■ **SUPPLIED MATERIAL**:
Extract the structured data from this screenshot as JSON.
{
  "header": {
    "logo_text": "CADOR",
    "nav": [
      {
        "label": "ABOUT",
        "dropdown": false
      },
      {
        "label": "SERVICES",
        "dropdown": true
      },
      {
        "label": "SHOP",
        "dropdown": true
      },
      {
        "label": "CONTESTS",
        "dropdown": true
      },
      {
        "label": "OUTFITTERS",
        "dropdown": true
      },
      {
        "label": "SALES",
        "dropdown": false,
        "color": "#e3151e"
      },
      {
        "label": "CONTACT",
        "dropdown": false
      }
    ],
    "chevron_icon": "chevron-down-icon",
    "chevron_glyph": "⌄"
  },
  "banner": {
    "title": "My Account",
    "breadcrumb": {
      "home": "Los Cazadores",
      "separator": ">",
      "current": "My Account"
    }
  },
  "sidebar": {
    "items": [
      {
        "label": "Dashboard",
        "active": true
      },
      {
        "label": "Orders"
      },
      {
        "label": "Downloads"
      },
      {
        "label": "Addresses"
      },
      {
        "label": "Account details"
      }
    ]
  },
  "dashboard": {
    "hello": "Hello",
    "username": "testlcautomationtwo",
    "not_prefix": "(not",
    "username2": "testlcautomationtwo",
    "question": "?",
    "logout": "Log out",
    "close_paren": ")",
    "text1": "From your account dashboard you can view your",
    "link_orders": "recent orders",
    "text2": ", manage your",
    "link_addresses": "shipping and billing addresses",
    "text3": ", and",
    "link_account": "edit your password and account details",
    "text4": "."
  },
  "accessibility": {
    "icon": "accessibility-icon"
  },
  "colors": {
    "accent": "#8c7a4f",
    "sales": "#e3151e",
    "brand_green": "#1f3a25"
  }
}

■ **EXERCISE DESCRIPTION**: Each line in the listing above that contains "your" should be copied.

■ **RESPONSE TO THE EXERCISE**:
    "text1": "From your account dashboard you can view your",
    "text2": ", manage your",
    "link_account": "edit your password and account details",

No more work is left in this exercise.